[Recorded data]
___

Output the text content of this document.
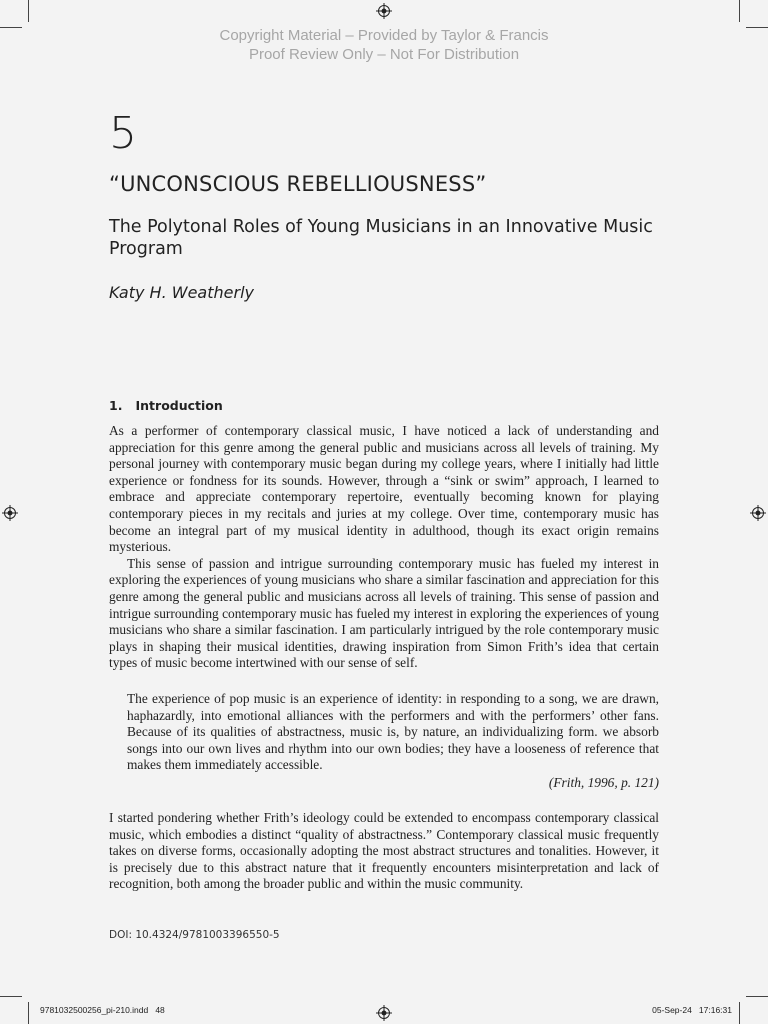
Copyright Material – Provided by Taylor & Francis
Proof Review Only – Not For Distribution
5
“UNCONSCIOUS REBELLIOUSNESS”
The Polytonal Roles of Young Musicians in an Innovative Music Program
Katy H. Weatherly
1.   Introduction

As a performer of contemporary classical music, I have noticed a lack of understanding and appreciation for this genre among the general public and musicians across all levels of training. My personal journey with contemporary music began during my college years, where I initially had little experience or fondness for its sounds. However, through a “sink or swim” approach, I learned to embrace and appreciate contemporary repertoire, eventually becoming known for playing contemporary pieces in my recitals and juries at my college. Over time, contemporary music has become an integral part of my musical identity in adulthood, though its exact origin remains mysterious.

This sense of passion and intrigue surrounding contemporary music has fueled my interest in exploring the experiences of young musicians who share a similar fascination and appreciation for this genre among the general public and musicians across all levels of training. This sense of passion and intrigue surrounding contemporary music has fueled my interest in exploring the experiences of young musicians who share a similar fascination. I am particularly intrigued by the role contemporary music plays in shaping their musical identities, drawing inspiration from Simon Frith’s idea that certain types of music become intertwined with our sense of self.

The experience of pop music is an experience of identity: in responding to a song, we are drawn, haphazardly, into emotional alliances with the performers and with the performers’ other fans. Because of its qualities of abstractness, music is, by nature, an individualizing form. we absorb songs into our own lives and rhythm into our own bodies; they have a looseness of reference that makes them immediately accessible.
(Frith, 1996, p. 121)
I started pondering whether Frith’s ideology could be extended to encompass contemporary classical music, which embodies a distinct “quality of abstractness.” Contemporary classical music frequently takes on diverse forms, occasionally adopting the most abstract structures and tonalities. However, it is precisely due to this abstract nature that it frequently encounters misinterpretation and lack of recognition, both among the broader public and within the music community.
DOI: 10.4324/9781003396550-5
9781032500256_pi-210.indd   48	05-Sep-24   17:16:31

___

EXERCISE OBJECTIVE: Set down the complete material exactly, but do not include the images.

THE REPLY:
Output the text content of this document.
Copyright Material – Provided by Taylor & Francis
Proof Review Only – Not For Distribution
5
“UNCONSCIOUS REBELLIOUSNESS”
The Polytonal Roles of Young Musicians in an Innovative Music Program
Katy H. Weatherly
1.   Introduction

As a performer of contemporary classical music, I have noticed a lack of understanding and appreciation for this genre among the general public and musicians across all levels of training. My personal journey with contemporary music began during my college years, where I initially had little experience or fondness for its sounds. However, through a “sink or swim” approach, I learned to embrace and appreciate contemporary repertoire, eventually becoming known for playing contemporary pieces in my recitals and juries at my college. Over time, contemporary music has become an integral part of my musical identity in adulthood, though its exact origin remains mysterious.

This sense of passion and intrigue surrounding contemporary music has fueled my interest in exploring the experiences of young musicians who share a similar fascination and appreciation for this genre among the general public and musicians across all levels of training. This sense of passion and intrigue surrounding contemporary music has fueled my interest in exploring the experiences of young musicians who share a similar fascination. I am particularly intrigued by the role contemporary music plays in shaping their musical identities, drawing inspiration from Simon Frith’s idea that certain types of music become intertwined with our sense of self.

The experience of pop music is an experience of identity: in responding to a song, we are drawn, haphazardly, into emotional alliances with the performers and with the performers’ other fans. Because of its qualities of abstractness, music is, by nature, an individualizing form. we absorb songs into our own lives and rhythm into our own bodies; they have a looseness of reference that makes them immediately accessible.
(Frith, 1996, p. 121)
I started pondering whether Frith’s ideology could be extended to encompass contemporary classical music, which embodies a distinct “quality of abstractness.” Contemporary classical music frequently takes on diverse forms, occasionally adopting the most abstract structures and tonalities. However, it is precisely due to this abstract nature that it frequently encounters misinterpretation and lack of recognition, both among the broader public and within the music community.
DOI: 10.4324/9781003396550-5
9781032500256_pi-210.indd   48	05-Sep-24   17:16:31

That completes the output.